[A block of data]
- - - - -

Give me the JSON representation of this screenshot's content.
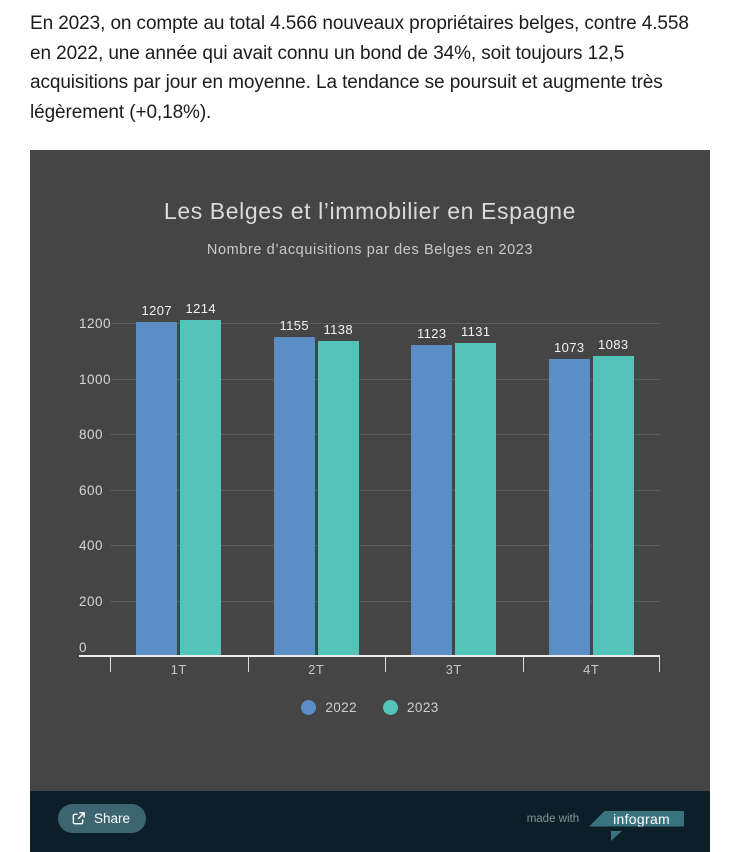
{
  "article": {
    "paragraph": "En 2023, on compte au total 4.566 nouveaux propriétaires belges, contre 4.558 en 2022, une année qui avait connu un bond de 34%, soit toujours 12,5 acquisitions par jour en moyenne. La tendance se poursuit et augmente très légèrement (+0,18%)."
  },
  "chart": {
    "title": "Les Belges et l’immobilier en Espagne",
    "subtitle": "Nombre d’acquisitions par des Belges en 2023",
    "footer": {
      "share_label": "Share",
      "made_with": "made with",
      "brand": "infogram"
    }
  },
  "chart_data": {
    "type": "bar",
    "title": "Les Belges et l’immobilier en Espagne",
    "subtitle": "Nombre d’acquisitions par des Belges en 2023",
    "categories": [
      "1T",
      "2T",
      "3T",
      "4T"
    ],
    "series": [
      {
        "name": "2022",
        "color": "#5b8ec4",
        "values": [
          1207,
          1155,
          1123,
          1073
        ]
      },
      {
        "name": "2023",
        "color": "#54c3ba",
        "values": [
          1214,
          1138,
          1131,
          1083
        ]
      }
    ],
    "xlabel": "",
    "ylabel": "",
    "ylim": [
      0,
      1200
    ],
    "yticks": [
      0,
      200,
      400,
      600,
      800,
      1000,
      1200
    ],
    "grid": true,
    "value_labels": true,
    "legend_position": "bottom"
  },
  "colors": {
    "chart_background": "#454545",
    "footer_background": "#0c1f29",
    "series_2022": "#5b8ec4",
    "series_2023": "#54c3ba",
    "axis_line": "#ececec",
    "share_button": "#3d6571",
    "infogram_badge": "#3a727e"
  }
}
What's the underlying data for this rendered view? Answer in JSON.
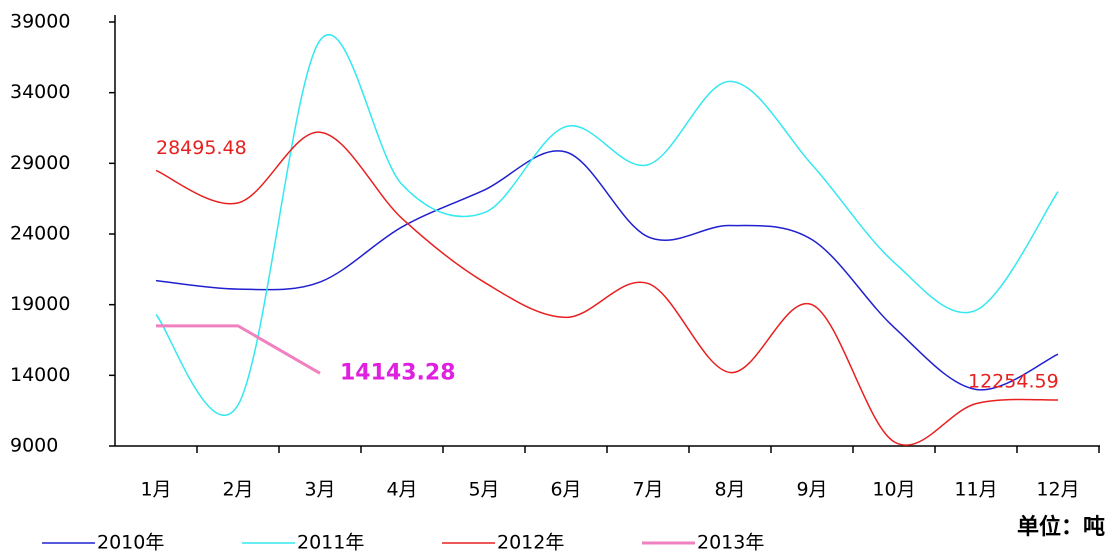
{
  "chart_data": {
    "type": "line",
    "categories": [
      "1月",
      "2月",
      "3月",
      "4月",
      "5月",
      "6月",
      "7月",
      "8月",
      "9月",
      "10月",
      "11月",
      "12月"
    ],
    "series": [
      {
        "name": "2010年",
        "color": "#2020d0",
        "smooth": true,
        "values": [
          20700,
          20100,
          20600,
          24500,
          27100,
          29800,
          23800,
          24600,
          23600,
          17400,
          13000,
          15500
        ]
      },
      {
        "name": "2011年",
        "color": "#33e8f0",
        "smooth": true,
        "values": [
          18300,
          11900,
          37700,
          27500,
          25500,
          31600,
          28900,
          34800,
          28900,
          22000,
          18600,
          27000
        ]
      },
      {
        "name": "2012年",
        "color": "#e82020",
        "smooth": true,
        "values": [
          28495.48,
          26200,
          31200,
          25100,
          20600,
          18100,
          20500,
          14200,
          19000,
          9300,
          12000,
          12254.59
        ]
      },
      {
        "name": "2013年",
        "color": "#f080c0",
        "smooth": false,
        "values": [
          17500,
          17500,
          14143.28,
          null,
          null,
          null,
          null,
          null,
          null,
          null,
          null,
          null
        ]
      }
    ],
    "data_labels": [
      {
        "series": 2,
        "index": 0,
        "color": "#e82020"
      },
      {
        "series": 2,
        "index": 11,
        "color": "#e82020"
      },
      {
        "series": 3,
        "index": 2,
        "color": "#e020e0",
        "bold": true
      }
    ],
    "ylim": [
      9000,
      39000
    ],
    "yticks": [
      9000,
      14000,
      19000,
      24000,
      29000,
      34000,
      39000
    ],
    "grid": false,
    "legend": "bottom-left",
    "annotation": "单位：吨"
  }
}
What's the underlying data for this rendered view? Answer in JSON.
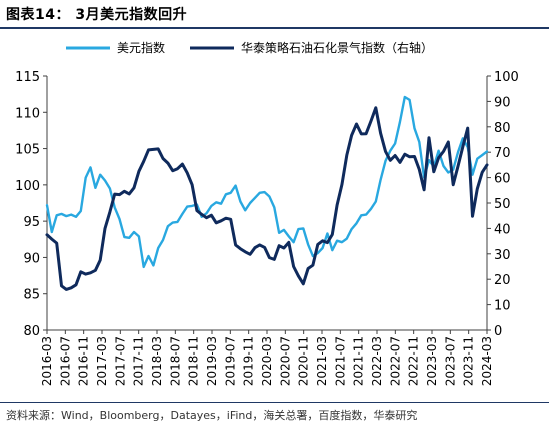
{
  "figure": {
    "title": "图表14： 3月美元指数回升",
    "source": "资料来源：Wind，Bloomberg，Datayes，iFind，海关总署，百度指数，华泰研究"
  },
  "colors": {
    "series1": "#29a8e0",
    "series2": "#0f2a5c",
    "axis": "#404040"
  },
  "chart_data": {
    "type": "line",
    "title": "",
    "xlabel": "",
    "ylabel": "",
    "y2label": "",
    "ylim": [
      80,
      115
    ],
    "y2lim": [
      0,
      100
    ],
    "yticks": [
      80,
      85,
      90,
      95,
      100,
      105,
      110,
      115
    ],
    "y2ticks": [
      0,
      10,
      20,
      30,
      40,
      50,
      60,
      70,
      80,
      90,
      100
    ],
    "legend_position": "top",
    "grid": false,
    "x_start": "2016-03",
    "x_end": "2024-03",
    "x_tick_labels": [
      "2016-03",
      "2016-07",
      "2016-11",
      "2017-03",
      "2017-07",
      "2017-11",
      "2018-03",
      "2018-07",
      "2018-11",
      "2019-03",
      "2019-07",
      "2019-11",
      "2020-03",
      "2020-07",
      "2020-11",
      "2021-03",
      "2021-07",
      "2021-11",
      "2022-03",
      "2022-07",
      "2022-11",
      "2023-03",
      "2023-07",
      "2023-11",
      "2024-03"
    ],
    "series": [
      {
        "name": "美元指数",
        "axis": "left",
        "values": [
          97.2,
          93.5,
          95.8,
          96.0,
          95.7,
          95.9,
          95.6,
          96.4,
          101.0,
          102.4,
          99.6,
          101.4,
          100.6,
          99.5,
          96.9,
          95.3,
          92.8,
          92.7,
          93.5,
          92.9,
          88.7,
          90.2,
          88.9,
          91.3,
          92.4,
          94.3,
          94.8,
          94.9,
          96.0,
          97.0,
          97.1,
          97.3,
          95.6,
          96.1,
          97.1,
          97.6,
          97.4,
          98.7,
          98.9,
          99.9,
          97.7,
          96.5,
          97.5,
          98.2,
          98.9,
          99.0,
          98.4,
          96.9,
          93.4,
          93.8,
          92.9,
          92.1,
          93.9,
          94.0,
          91.8,
          90.2,
          90.6,
          91.3,
          93.3,
          91.0,
          92.3,
          92.1,
          92.6,
          93.9,
          94.7,
          95.8,
          95.9,
          96.7,
          97.7,
          100.7,
          103.3,
          104.7,
          105.7,
          108.7,
          112.1,
          111.7,
          107.8,
          105.9,
          101.0,
          103.4,
          102.5,
          104.7,
          102.6,
          101.7,
          102.1,
          104.5,
          106.4,
          105.2,
          101.4,
          103.6,
          104.1,
          104.6
        ]
      },
      {
        "name": "华泰策略石油石化景气指数（右轴）",
        "axis": "right",
        "values": [
          37.5,
          35.8,
          34.2,
          17.4,
          16.0,
          16.6,
          17.8,
          22.9,
          22.0,
          22.5,
          23.5,
          27.5,
          40.0,
          46.5,
          53.5,
          53.3,
          54.6,
          53.6,
          56.0,
          62.5,
          66.4,
          70.9,
          71.1,
          71.3,
          67.5,
          65.7,
          62.7,
          63.5,
          65.3,
          61.9,
          57.2,
          47.0,
          45.5,
          44.2,
          45.2,
          42.2,
          43.0,
          44.0,
          43.6,
          33.5,
          32.0,
          30.8,
          29.8,
          32.4,
          33.5,
          32.5,
          28.5,
          27.8,
          33.2,
          32.3,
          34.5,
          25.0,
          21.3,
          18.2,
          24.2,
          25.5,
          33.7,
          35.1,
          34.4,
          37.6,
          49.2,
          57.2,
          68.8,
          76.6,
          81.1,
          77.2,
          77.3,
          82.3,
          87.5,
          77.5,
          70.3,
          66.8,
          68.7,
          66.0,
          69.2,
          68.2,
          68.3,
          63.2,
          55.2,
          75.7,
          62.3,
          67.8,
          70.3,
          74.0,
          57.2,
          64.5,
          72.1,
          79.5,
          44.8,
          55.6,
          62.1,
          65.0
        ]
      }
    ]
  }
}
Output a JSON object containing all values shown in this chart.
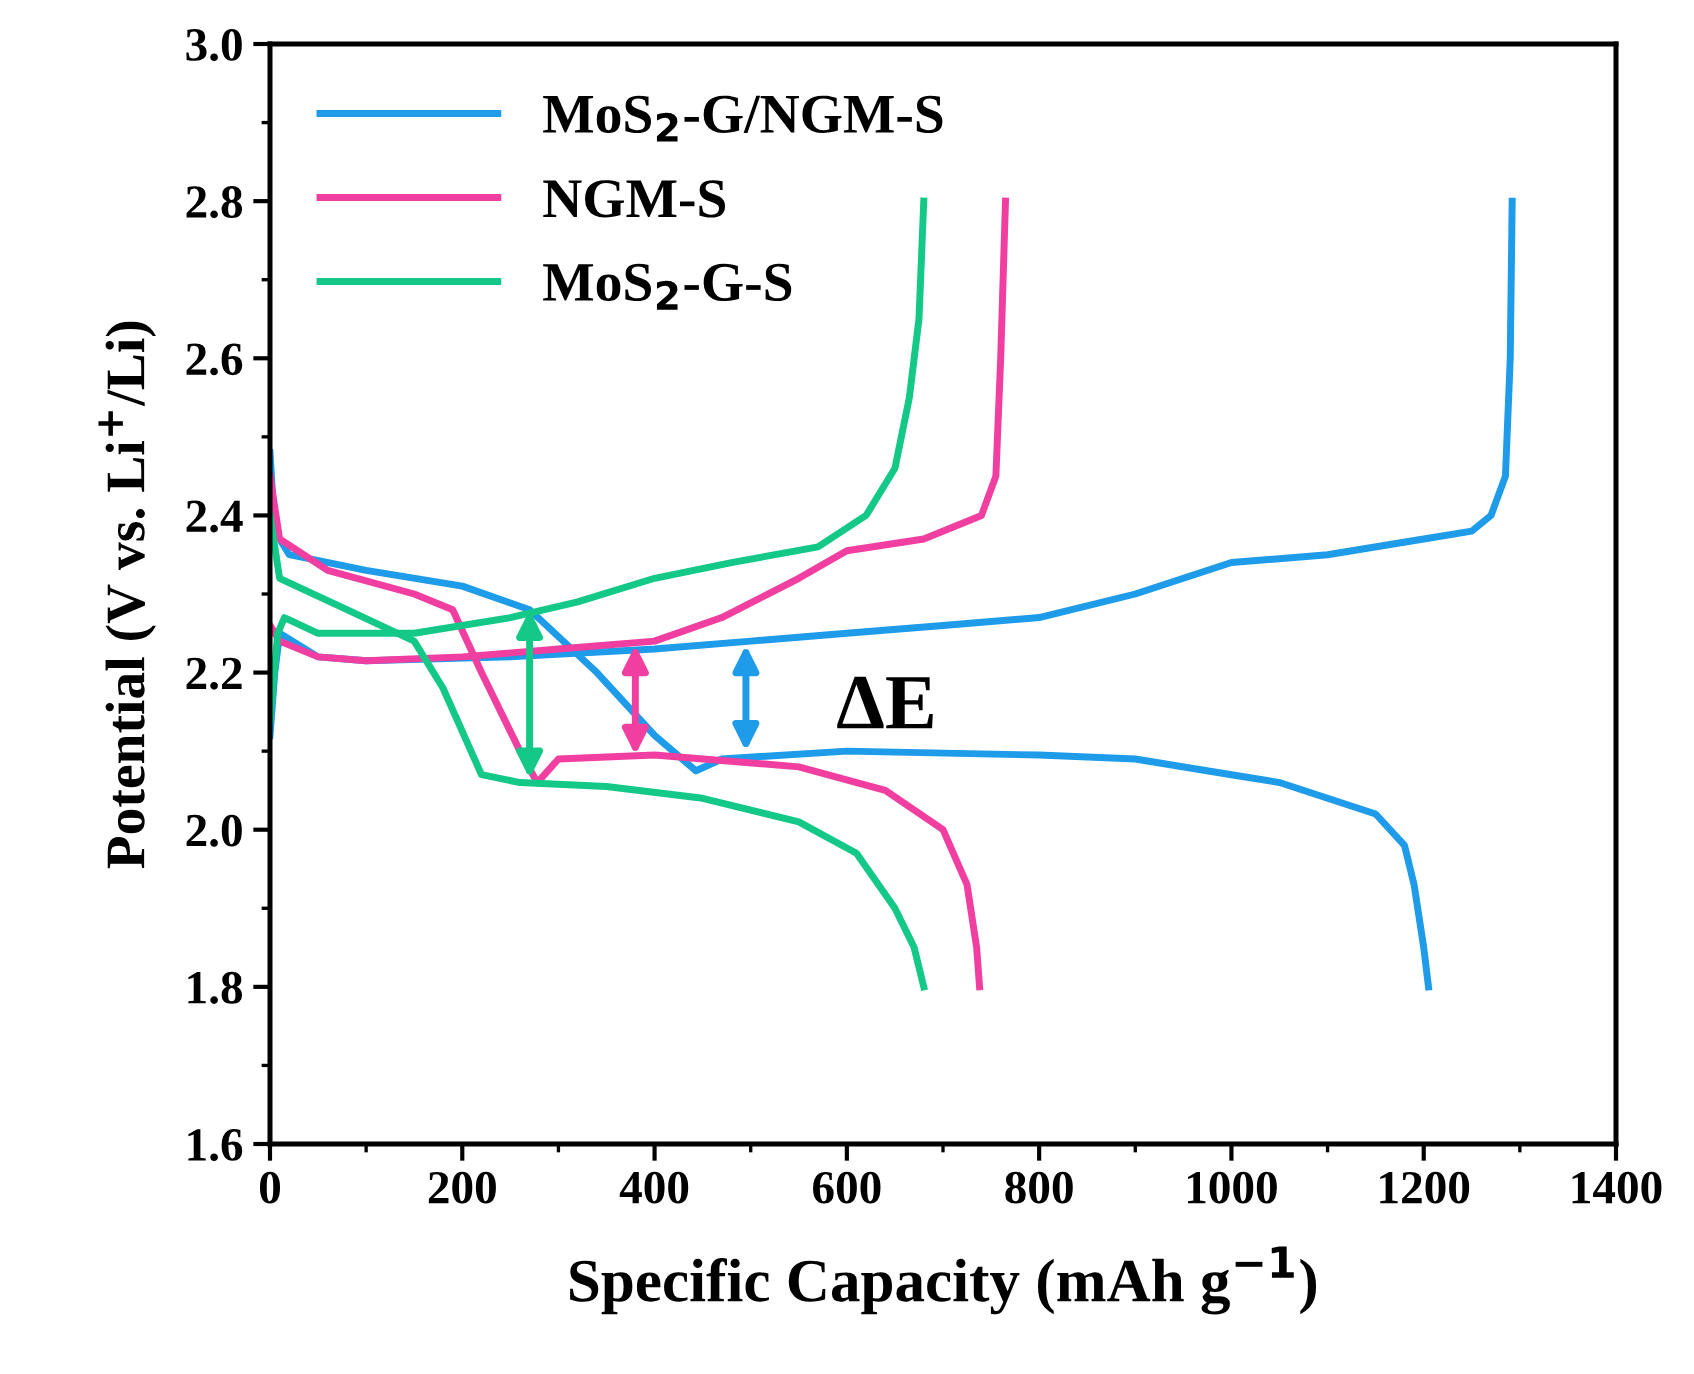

- - - - -

[Exercise details] Reproduce all of the material exactly, apart from the pictures.

[Finished task]
Give me the JSON representation of this screenshot's content.
{
  "article": {
    "paragraph": "En 2023, on compte au total 4.566 nouveaux propriétaires belges, contre 4.558 en 2022, une année qui avait connu un bond de 34%, soit toujours 12,5 acquisitions par jour en moyenne. La tendance se poursuit et augmente très légèrement (+0,18%)."
  },
  "chart": {
    "title": "Les Belges et l’immobilier en Espagne",
    "subtitle": "Nombre d’acquisitions par des Belges en 2023",
    "footer": {
      "share_label": "Share",
      "made_with": "made with",
      "brand": "infogram"
    }
  },
  "chart_data": {
    "type": "bar",
    "title": "Les Belges et l’immobilier en Espagne",
    "subtitle": "Nombre d’acquisitions par des Belges en 2023",
    "categories": [
      "1T",
      "2T",
      "3T",
      "4T"
    ],
    "series": [
      {
        "name": "2022",
        "color": "#5b8ec4",
        "values": [
          1207,
          1155,
          1123,
          1073
        ]
      },
      {
        "name": "2023",
        "color": "#54c3ba",
        "values": [
          1214,
          1138,
          1131,
          1083
        ]
      }
    ],
    "xlabel": "",
    "ylabel": "",
    "ylim": [
      0,
      1200
    ],
    "yticks": [
      0,
      200,
      400,
      600,
      800,
      1000,
      1200
    ],
    "grid": true,
    "value_labels": true,
    "legend_position": "bottom"
  },
  "colors": {
    "chart_background": "#454545",
    "footer_background": "#0c1f29",
    "series_2022": "#5b8ec4",
    "series_2023": "#54c3ba",
    "axis_line": "#ececec",
    "share_button": "#3d6571",
    "infogram_badge": "#3a727e"
  }
}
What's the underlying data for this rendered view? Answer in JSON.
{
  "chart_data": {
    "type": "line",
    "categories": [
      "1月",
      "2月",
      "3月",
      "4月",
      "5月",
      "6月",
      "7月",
      "8月",
      "9月",
      "10月",
      "11月",
      "12月"
    ],
    "series": [
      {
        "name": "2010年",
        "color": "#2020d0",
        "smooth": true,
        "values": [
          20700,
          20100,
          20600,
          24500,
          27100,
          29800,
          23800,
          24600,
          23600,
          17400,
          13000,
          15500
        ]
      },
      {
        "name": "2011年",
        "color": "#33e8f0",
        "smooth": true,
        "values": [
          18300,
          11900,
          37700,
          27500,
          25500,
          31600,
          28900,
          34800,
          28900,
          22000,
          18600,
          27000
        ]
      },
      {
        "name": "2012年",
        "color": "#e82020",
        "smooth": true,
        "values": [
          28495.48,
          26200,
          31200,
          25100,
          20600,
          18100,
          20500,
          14200,
          19000,
          9300,
          12000,
          12254.59
        ]
      },
      {
        "name": "2013年",
        "color": "#f080c0",
        "smooth": false,
        "values": [
          17500,
          17500,
          14143.28,
          null,
          null,
          null,
          null,
          null,
          null,
          null,
          null,
          null
        ]
      }
    ],
    "data_labels": [
      {
        "series": 2,
        "index": 0,
        "color": "#e82020"
      },
      {
        "series": 2,
        "index": 11,
        "color": "#e82020"
      },
      {
        "series": 3,
        "index": 2,
        "color": "#e020e0",
        "bold": true
      }
    ],
    "ylim": [
      9000,
      39000
    ],
    "yticks": [
      9000,
      14000,
      19000,
      24000,
      29000,
      34000,
      39000
    ],
    "grid": false,
    "legend": "bottom-left",
    "annotation": "单位：吨"
  }
}
What's the underlying data for this rendered view? Answer in JSON.
{
  "figure": {
    "title": "图表14： 3月美元指数回升",
    "source": "资料来源：Wind，Bloomberg，Datayes，iFind，海关总署，百度指数，华泰研究"
  },
  "colors": {
    "series1": "#29a8e0",
    "series2": "#0f2a5c",
    "axis": "#404040"
  },
  "chart_data": {
    "type": "line",
    "title": "",
    "xlabel": "",
    "ylabel": "",
    "y2label": "",
    "ylim": [
      80,
      115
    ],
    "y2lim": [
      0,
      100
    ],
    "yticks": [
      80,
      85,
      90,
      95,
      100,
      105,
      110,
      115
    ],
    "y2ticks": [
      0,
      10,
      20,
      30,
      40,
      50,
      60,
      70,
      80,
      90,
      100
    ],
    "legend_position": "top",
    "grid": false,
    "x_start": "2016-03",
    "x_end": "2024-03",
    "x_tick_labels": [
      "2016-03",
      "2016-07",
      "2016-11",
      "2017-03",
      "2017-07",
      "2017-11",
      "2018-03",
      "2018-07",
      "2018-11",
      "2019-03",
      "2019-07",
      "2019-11",
      "2020-03",
      "2020-07",
      "2020-11",
      "2021-03",
      "2021-07",
      "2021-11",
      "2022-03",
      "2022-07",
      "2022-11",
      "2023-03",
      "2023-07",
      "2023-11",
      "2024-03"
    ],
    "series": [
      {
        "name": "美元指数",
        "axis": "left",
        "values": [
          97.2,
          93.5,
          95.8,
          96.0,
          95.7,
          95.9,
          95.6,
          96.4,
          101.0,
          102.4,
          99.6,
          101.4,
          100.6,
          99.5,
          96.9,
          95.3,
          92.8,
          92.7,
          93.5,
          92.9,
          88.7,
          90.2,
          88.9,
          91.3,
          92.4,
          94.3,
          94.8,
          94.9,
          96.0,
          97.0,
          97.1,
          97.3,
          95.6,
          96.1,
          97.1,
          97.6,
          97.4,
          98.7,
          98.9,
          99.9,
          97.7,
          96.5,
          97.5,
          98.2,
          98.9,
          99.0,
          98.4,
          96.9,
          93.4,
          93.8,
          92.9,
          92.1,
          93.9,
          94.0,
          91.8,
          90.2,
          90.6,
          91.3,
          93.3,
          91.0,
          92.3,
          92.1,
          92.6,
          93.9,
          94.7,
          95.8,
          95.9,
          96.7,
          97.7,
          100.7,
          103.3,
          104.7,
          105.7,
          108.7,
          112.1,
          111.7,
          107.8,
          105.9,
          101.0,
          103.4,
          102.5,
          104.7,
          102.6,
          101.7,
          102.1,
          104.5,
          106.4,
          105.2,
          101.4,
          103.6,
          104.1,
          104.6
        ]
      },
      {
        "name": "华泰策略石油石化景气指数（右轴）",
        "axis": "right",
        "values": [
          37.5,
          35.8,
          34.2,
          17.4,
          16.0,
          16.6,
          17.8,
          22.9,
          22.0,
          22.5,
          23.5,
          27.5,
          40.0,
          46.5,
          53.5,
          53.3,
          54.6,
          53.6,
          56.0,
          62.5,
          66.4,
          70.9,
          71.1,
          71.3,
          67.5,
          65.7,
          62.7,
          63.5,
          65.3,
          61.9,
          57.2,
          47.0,
          45.5,
          44.2,
          45.2,
          42.2,
          43.0,
          44.0,
          43.6,
          33.5,
          32.0,
          30.8,
          29.8,
          32.4,
          33.5,
          32.5,
          28.5,
          27.8,
          33.2,
          32.3,
          34.5,
          25.0,
          21.3,
          18.2,
          24.2,
          25.5,
          33.7,
          35.1,
          34.4,
          37.6,
          49.2,
          57.2,
          68.8,
          76.6,
          81.1,
          77.2,
          77.3,
          82.3,
          87.5,
          77.5,
          70.3,
          66.8,
          68.7,
          66.0,
          69.2,
          68.2,
          68.3,
          63.2,
          55.2,
          75.7,
          62.3,
          67.8,
          70.3,
          74.0,
          57.2,
          64.5,
          72.1,
          79.5,
          44.8,
          55.6,
          62.1,
          65.0
        ]
      }
    ]
  }
}
Output a JSON object containing all values shown in this chart.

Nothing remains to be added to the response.